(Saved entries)
------------------------------

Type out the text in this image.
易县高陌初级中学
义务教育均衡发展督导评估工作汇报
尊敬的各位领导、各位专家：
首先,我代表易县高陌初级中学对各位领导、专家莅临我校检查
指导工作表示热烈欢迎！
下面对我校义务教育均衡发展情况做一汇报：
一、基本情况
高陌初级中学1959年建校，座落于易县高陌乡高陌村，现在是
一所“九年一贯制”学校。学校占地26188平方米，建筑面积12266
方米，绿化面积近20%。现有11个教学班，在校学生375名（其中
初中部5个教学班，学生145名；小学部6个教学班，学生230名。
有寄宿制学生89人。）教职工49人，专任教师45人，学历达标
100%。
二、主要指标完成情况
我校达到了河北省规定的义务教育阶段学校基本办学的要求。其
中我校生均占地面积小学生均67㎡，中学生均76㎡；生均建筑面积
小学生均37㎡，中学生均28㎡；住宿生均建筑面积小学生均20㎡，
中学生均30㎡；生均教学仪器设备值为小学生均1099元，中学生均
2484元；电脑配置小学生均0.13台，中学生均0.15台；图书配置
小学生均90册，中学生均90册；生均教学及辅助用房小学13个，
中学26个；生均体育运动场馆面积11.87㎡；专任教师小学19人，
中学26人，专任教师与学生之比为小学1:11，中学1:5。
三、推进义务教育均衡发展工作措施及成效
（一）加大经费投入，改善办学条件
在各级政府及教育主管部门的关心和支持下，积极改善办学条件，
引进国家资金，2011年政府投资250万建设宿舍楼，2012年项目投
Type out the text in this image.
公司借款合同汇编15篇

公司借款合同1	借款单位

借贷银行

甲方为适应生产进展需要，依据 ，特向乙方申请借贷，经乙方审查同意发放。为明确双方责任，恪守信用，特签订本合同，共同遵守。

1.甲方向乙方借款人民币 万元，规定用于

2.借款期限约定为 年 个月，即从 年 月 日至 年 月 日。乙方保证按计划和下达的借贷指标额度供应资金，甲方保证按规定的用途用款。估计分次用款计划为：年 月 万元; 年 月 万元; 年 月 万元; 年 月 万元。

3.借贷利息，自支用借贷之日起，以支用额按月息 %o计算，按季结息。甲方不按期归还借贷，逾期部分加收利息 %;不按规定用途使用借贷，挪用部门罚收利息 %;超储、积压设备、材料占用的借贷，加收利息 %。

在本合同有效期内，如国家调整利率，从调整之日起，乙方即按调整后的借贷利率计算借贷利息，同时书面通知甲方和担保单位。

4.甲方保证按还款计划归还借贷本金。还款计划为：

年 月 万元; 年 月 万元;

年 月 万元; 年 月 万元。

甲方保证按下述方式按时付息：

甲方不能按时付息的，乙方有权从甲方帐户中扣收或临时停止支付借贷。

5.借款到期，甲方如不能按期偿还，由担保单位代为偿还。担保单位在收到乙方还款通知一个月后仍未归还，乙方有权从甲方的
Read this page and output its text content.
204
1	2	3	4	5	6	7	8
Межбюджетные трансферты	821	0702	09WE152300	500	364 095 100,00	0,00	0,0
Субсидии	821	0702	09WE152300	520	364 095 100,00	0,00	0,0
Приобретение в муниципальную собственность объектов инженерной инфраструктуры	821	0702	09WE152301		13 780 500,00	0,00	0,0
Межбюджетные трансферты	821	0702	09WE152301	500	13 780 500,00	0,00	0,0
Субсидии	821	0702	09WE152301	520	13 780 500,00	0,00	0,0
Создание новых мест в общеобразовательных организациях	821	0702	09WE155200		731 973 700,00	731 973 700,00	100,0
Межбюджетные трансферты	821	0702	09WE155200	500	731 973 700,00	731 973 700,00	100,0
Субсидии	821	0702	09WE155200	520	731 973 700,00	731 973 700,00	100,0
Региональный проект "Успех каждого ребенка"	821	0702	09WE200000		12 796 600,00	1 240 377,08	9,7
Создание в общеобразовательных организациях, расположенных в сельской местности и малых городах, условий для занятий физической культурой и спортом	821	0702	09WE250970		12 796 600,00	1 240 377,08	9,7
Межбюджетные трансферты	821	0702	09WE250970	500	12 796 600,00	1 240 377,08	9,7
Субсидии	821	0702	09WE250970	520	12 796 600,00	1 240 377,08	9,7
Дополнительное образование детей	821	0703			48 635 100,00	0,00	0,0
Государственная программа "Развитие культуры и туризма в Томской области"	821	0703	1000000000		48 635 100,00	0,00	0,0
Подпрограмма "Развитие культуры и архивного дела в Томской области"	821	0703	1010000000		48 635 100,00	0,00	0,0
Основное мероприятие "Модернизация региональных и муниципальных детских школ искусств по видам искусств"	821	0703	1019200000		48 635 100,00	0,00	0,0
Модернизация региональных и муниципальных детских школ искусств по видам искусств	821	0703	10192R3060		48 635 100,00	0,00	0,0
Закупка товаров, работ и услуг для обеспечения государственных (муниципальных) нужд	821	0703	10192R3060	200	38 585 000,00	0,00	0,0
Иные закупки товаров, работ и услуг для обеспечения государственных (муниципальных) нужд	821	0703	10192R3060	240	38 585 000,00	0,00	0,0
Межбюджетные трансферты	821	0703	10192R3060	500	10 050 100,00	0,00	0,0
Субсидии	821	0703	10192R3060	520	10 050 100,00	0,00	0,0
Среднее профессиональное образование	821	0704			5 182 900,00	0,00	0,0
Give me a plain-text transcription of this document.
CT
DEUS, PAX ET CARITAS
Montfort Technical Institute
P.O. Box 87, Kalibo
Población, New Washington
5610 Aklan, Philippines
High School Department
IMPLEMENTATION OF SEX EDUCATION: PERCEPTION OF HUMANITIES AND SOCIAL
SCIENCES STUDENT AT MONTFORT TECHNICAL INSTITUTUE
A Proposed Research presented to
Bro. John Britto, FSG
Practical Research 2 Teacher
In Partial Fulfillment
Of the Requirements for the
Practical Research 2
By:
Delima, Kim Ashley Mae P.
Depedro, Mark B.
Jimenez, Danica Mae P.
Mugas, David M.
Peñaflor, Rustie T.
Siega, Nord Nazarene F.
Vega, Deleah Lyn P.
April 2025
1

------------------------------

→ **Instructions to follow**
Every record above should be output exactly.

→ **Worked answer**
Type out the text in this image.
易县高陌初级中学
义务教育均衡发展督导评估工作汇报
尊敬的各位领导、各位专家：
首先,我代表易县高陌初级中学对各位领导、专家莅临我校检查
指导工作表示热烈欢迎！
下面对我校义务教育均衡发展情况做一汇报：
一、基本情况
高陌初级中学1959年建校，座落于易县高陌乡高陌村，现在是
一所“九年一贯制”学校。学校占地26188平方米，建筑面积12266
方米，绿化面积近20%。现有11个教学班，在校学生375名（其中
初中部5个教学班，学生145名；小学部6个教学班，学生230名。
有寄宿制学生89人。）教职工49人，专任教师45人，学历达标
100%。
二、主要指标完成情况
我校达到了河北省规定的义务教育阶段学校基本办学的要求。其
中我校生均占地面积小学生均67㎡，中学生均76㎡；生均建筑面积
小学生均37㎡，中学生均28㎡；住宿生均建筑面积小学生均20㎡，
中学生均30㎡；生均教学仪器设备值为小学生均1099元，中学生均
2484元；电脑配置小学生均0.13台，中学生均0.15台；图书配置
小学生均90册，中学生均90册；生均教学及辅助用房小学13个，
中学26个；生均体育运动场馆面积11.87㎡；专任教师小学19人，
中学26人，专任教师与学生之比为小学1:11，中学1:5。
三、推进义务教育均衡发展工作措施及成效
（一）加大经费投入，改善办学条件
在各级政府及教育主管部门的关心和支持下，积极改善办学条件，
引进国家资金，2011年政府投资250万建设宿舍楼，2012年项目投
Type out the text in this image.
公司借款合同汇编15篇

公司借款合同1	借款单位

借贷银行

甲方为适应生产进展需要，依据 ，特向乙方申请借贷，经乙方审查同意发放。为明确双方责任，恪守信用，特签订本合同，共同遵守。

1.甲方向乙方借款人民币 万元，规定用于

2.借款期限约定为 年 个月，即从 年 月 日至 年 月 日。乙方保证按计划和下达的借贷指标额度供应资金，甲方保证按规定的用途用款。估计分次用款计划为：年 月 万元; 年 月 万元; 年 月 万元; 年 月 万元。

3.借贷利息，自支用借贷之日起，以支用额按月息 %o计算，按季结息。甲方不按期归还借贷，逾期部分加收利息 %;不按规定用途使用借贷，挪用部门罚收利息 %;超储、积压设备、材料占用的借贷，加收利息 %。

在本合同有效期内，如国家调整利率，从调整之日起，乙方即按调整后的借贷利率计算借贷利息，同时书面通知甲方和担保单位。

4.甲方保证按还款计划归还借贷本金。还款计划为：

年 月 万元; 年 月 万元;

年 月 万元; 年 月 万元。

甲方保证按下述方式按时付息：

甲方不能按时付息的，乙方有权从甲方帐户中扣收或临时停止支付借贷。

5.借款到期，甲方如不能按期偿还，由担保单位代为偿还。担保单位在收到乙方还款通知一个月后仍未归还，乙方有权从甲方的
Read this page and output its text content.
204
1	2	3	4	5	6	7	8
Межбюджетные трансферты	821	0702	09WE152300	500	364 095 100,00	0,00	0,0
Субсидии	821	0702	09WE152300	520	364 095 100,00	0,00	0,0
Приобретение в муниципальную собственность объектов инженерной инфраструктуры	821	0702	09WE152301		13 780 500,00	0,00	0,0
Межбюджетные трансферты	821	0702	09WE152301	500	13 780 500,00	0,00	0,0
Субсидии	821	0702	09WE152301	520	13 780 500,00	0,00	0,0
Создание новых мест в общеобразовательных организациях	821	0702	09WE155200		731 973 700,00	731 973 700,00	100,0
Межбюджетные трансферты	821	0702	09WE155200	500	731 973 700,00	731 973 700,00	100,0
Субсидии	821	0702	09WE155200	520	731 973 700,00	731 973 700,00	100,0
Региональный проект "Успех каждого ребенка"	821	0702	09WE200000		12 796 600,00	1 240 377,08	9,7
Создание в общеобразовательных организациях, расположенных в сельской местности и малых городах, условий для занятий физической культурой и спортом	821	0702	09WE250970		12 796 600,00	1 240 377,08	9,7
Межбюджетные трансферты	821	0702	09WE250970	500	12 796 600,00	1 240 377,08	9,7
Субсидии	821	0702	09WE250970	520	12 796 600,00	1 240 377,08	9,7
Дополнительное образование детей	821	0703			48 635 100,00	0,00	0,0
Государственная программа "Развитие культуры и туризма в Томской области"	821	0703	1000000000		48 635 100,00	0,00	0,0
Подпрограмма "Развитие культуры и архивного дела в Томской области"	821	0703	1010000000		48 635 100,00	0,00	0,0
Основное мероприятие "Модернизация региональных и муниципальных детских школ искусств по видам искусств"	821	0703	1019200000		48 635 100,00	0,00	0,0
Модернизация региональных и муниципальных детских школ искусств по видам искусств	821	0703	10192R3060		48 635 100,00	0,00	0,0
Закупка товаров, работ и услуг для обеспечения государственных (муниципальных) нужд	821	0703	10192R3060	200	38 585 000,00	0,00	0,0
Иные закупки товаров, работ и услуг для обеспечения государственных (муниципальных) нужд	821	0703	10192R3060	240	38 585 000,00	0,00	0,0
Межбюджетные трансферты	821	0703	10192R3060	500	10 050 100,00	0,00	0,0
Субсидии	821	0703	10192R3060	520	10 050 100,00	0,00	0,0
Среднее профессиональное образование	821	0704			5 182 900,00	0,00	0,0
Give me a plain-text transcription of this document.
CT
DEUS, PAX ET CARITAS
Montfort Technical Institute
P.O. Box 87, Kalibo
Población, New Washington
5610 Aklan, Philippines
High School Department
IMPLEMENTATION OF SEX EDUCATION: PERCEPTION OF HUMANITIES AND SOCIAL
SCIENCES STUDENT AT MONTFORT TECHNICAL INSTITUTUE
A Proposed Research presented to
Bro. John Britto, FSG
Practical Research 2 Teacher
In Partial Fulfillment
Of the Requirements for the
Practical Research 2
By:
Delima, Kim Ashley Mae P.
Depedro, Mark B.
Jimenez, Danica Mae P.
Mugas, David M.
Peñaflor, Rustie T.
Siega, Nord Nazarene F.
Vega, Deleah Lyn P.
April 2025
1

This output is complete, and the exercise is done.